Texto para análise -
Estrada dividida em diferentes direções simboliza escolhas, tomada de decisão e os impactos emocionais da indecisão.

O preço das decisões adiadas por tempo demais.

Para o neuropsicólogo Eduardo Shinyashiki, especialista em liderança e no desenvolvimento de competências socioemocionais, a indecisão prolongada pode comprometer não apenas escolhas pessoais, mas também decisões estratégicas no ambiente profissional.

“Quando líderes evitam decisões difíceis, geram insegurança nas equipes. Quando profissionais têm medo de se posicionar, perdem oportunidades. Quando empreendedores esperam o momento perfeito, podem deixar passar o tempo certo do mercado”, afirma.

Todos os dias, mesmo sem perceber, estamos escolhendo. Escolhemos o que dizer, o que calar, que caminho seguir, que emprego aceitar, que conversa adiar, que oportunidade abraçar ou deixar passar.

Exercícios -
(A) Segundo a fala de Eduardo Shinyashiki no texto sobre indecisão, quais grupos sofrem consequências quando evitam decidir ou se posicionar? Liste todos.
(B) No texto sobre indecisão, em que áreas Eduardo Shinyashiki é especialista?
(C) Escreva a continuação do texto sobre indecisão a partir da última frase.
As linhas que vêm depois do texto não fazem parte deste exercício.

Entradas do conjunto de dados
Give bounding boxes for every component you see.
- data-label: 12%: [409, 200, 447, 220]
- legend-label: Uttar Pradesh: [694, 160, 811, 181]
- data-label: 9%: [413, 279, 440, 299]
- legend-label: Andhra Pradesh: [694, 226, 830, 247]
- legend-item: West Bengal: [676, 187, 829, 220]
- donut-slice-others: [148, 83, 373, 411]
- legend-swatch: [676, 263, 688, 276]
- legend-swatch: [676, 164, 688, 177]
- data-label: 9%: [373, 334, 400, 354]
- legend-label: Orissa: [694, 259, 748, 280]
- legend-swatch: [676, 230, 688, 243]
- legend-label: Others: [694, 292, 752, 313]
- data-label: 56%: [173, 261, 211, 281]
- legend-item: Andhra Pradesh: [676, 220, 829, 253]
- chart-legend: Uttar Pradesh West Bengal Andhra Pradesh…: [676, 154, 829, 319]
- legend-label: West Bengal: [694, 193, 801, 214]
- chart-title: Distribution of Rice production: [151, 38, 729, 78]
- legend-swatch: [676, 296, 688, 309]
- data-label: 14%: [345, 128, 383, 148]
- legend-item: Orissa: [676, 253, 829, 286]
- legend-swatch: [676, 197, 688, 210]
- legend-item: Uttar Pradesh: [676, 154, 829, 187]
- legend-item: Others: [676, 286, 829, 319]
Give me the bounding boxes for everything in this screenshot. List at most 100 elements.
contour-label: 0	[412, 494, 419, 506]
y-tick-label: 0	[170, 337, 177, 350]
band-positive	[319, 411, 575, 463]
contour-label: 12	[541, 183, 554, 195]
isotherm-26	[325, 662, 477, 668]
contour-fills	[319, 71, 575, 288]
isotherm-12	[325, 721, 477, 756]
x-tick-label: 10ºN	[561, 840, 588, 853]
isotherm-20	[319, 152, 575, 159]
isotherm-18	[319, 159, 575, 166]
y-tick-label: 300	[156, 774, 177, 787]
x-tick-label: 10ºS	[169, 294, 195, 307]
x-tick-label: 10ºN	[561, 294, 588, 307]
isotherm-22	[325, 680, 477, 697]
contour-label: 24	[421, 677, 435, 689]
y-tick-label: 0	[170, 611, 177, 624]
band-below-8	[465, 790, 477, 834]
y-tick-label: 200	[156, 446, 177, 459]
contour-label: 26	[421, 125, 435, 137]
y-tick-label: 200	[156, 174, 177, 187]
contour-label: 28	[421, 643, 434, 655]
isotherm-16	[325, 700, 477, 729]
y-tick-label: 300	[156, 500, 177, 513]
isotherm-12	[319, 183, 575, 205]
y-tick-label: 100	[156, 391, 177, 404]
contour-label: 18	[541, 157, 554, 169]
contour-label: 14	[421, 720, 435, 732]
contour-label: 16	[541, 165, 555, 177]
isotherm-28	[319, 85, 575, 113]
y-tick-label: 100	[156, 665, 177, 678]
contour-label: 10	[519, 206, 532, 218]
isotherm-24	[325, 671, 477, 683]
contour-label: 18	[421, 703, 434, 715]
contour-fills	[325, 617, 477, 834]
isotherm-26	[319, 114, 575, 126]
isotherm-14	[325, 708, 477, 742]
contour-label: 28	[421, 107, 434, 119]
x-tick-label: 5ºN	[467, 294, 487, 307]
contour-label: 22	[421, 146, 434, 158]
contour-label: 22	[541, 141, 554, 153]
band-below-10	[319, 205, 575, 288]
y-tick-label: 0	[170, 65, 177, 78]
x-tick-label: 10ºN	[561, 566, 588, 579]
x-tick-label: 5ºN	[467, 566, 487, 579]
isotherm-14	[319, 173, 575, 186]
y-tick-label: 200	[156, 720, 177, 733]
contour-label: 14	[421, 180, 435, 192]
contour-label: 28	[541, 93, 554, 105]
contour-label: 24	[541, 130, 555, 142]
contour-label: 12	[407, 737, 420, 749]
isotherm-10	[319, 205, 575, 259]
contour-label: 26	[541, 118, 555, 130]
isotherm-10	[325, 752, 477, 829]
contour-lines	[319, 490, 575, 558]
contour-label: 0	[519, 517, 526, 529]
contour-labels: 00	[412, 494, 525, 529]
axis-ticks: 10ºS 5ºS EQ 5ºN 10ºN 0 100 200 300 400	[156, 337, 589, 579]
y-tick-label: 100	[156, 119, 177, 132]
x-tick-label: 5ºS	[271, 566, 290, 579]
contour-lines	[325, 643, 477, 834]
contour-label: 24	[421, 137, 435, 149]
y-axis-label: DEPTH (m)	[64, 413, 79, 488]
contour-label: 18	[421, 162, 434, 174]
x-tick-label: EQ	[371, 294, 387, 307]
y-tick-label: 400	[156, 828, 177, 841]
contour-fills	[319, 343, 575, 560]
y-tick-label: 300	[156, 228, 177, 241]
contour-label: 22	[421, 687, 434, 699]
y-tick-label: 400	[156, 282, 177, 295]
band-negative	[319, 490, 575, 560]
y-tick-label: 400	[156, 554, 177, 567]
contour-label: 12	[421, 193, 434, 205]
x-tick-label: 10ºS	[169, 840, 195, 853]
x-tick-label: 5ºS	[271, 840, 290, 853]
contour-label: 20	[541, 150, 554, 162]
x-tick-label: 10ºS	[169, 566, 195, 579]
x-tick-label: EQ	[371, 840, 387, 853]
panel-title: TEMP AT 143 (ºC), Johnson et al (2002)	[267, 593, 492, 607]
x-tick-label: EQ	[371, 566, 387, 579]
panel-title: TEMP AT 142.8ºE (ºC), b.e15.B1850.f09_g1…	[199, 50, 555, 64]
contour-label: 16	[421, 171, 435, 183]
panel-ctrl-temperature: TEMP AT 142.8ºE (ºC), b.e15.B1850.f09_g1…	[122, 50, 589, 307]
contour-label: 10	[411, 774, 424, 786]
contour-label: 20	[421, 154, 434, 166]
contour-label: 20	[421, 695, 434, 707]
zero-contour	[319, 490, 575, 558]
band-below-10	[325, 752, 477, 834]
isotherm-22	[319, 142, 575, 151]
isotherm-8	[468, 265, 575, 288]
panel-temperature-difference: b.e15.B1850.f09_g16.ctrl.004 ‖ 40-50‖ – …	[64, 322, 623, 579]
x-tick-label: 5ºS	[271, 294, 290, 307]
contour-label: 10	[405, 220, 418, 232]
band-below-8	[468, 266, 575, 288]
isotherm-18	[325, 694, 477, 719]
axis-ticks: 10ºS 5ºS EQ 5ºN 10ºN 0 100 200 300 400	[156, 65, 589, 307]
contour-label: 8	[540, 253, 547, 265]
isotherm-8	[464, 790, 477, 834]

Respostas -
(A) Líderes, profissionais e empreendedores.

(B) Em liderança e no desenvolvimento de competências socioemocionais.

(C)
A vida é construída por decisões. Algumas parecem pequenas e cotidianas. Outras têm força para mudar a direção de uma história: a escolha de uma profissão, de um relacionamento, de uma mudança de cidade, de um novo projeto, de uma ruptura necessária ou de um recomeço.

Decidir é um dos grandes atos de liberdade do ser humano. Mas, em alguns momentos, essa liberdade pode se transformar em peso. A pessoa sabe que precisa escolher, mas permanece presa entre possibilidades. Analisa, compara, espera mais um sinal, pede novas opiniões, revisa todos os cenários e, pouco a pouco, aquilo que parecia prudência se transforma em paralisia.

A indecisão prolongada tem um custo. Ela consome energia emocional, aumenta a ansiedade, enfraquece a confiança e pode impedir que a vida avance. Muitos projetos não fracassam por falta de capacidade, mas por excesso de adiamento. O sonho não se perde de uma vez. Ele vai sendo deixado para depois, até que o depois se torne uma forma de desistência.

No ambiente profissional, isso aparece com muita clareza. Em um cenário de mudanças rápidas, a dificuldade de escolher pode atrasar movimentos importantes, enfraquecer a confiança das equipes e comprometer o tempo certo de uma oportunidade.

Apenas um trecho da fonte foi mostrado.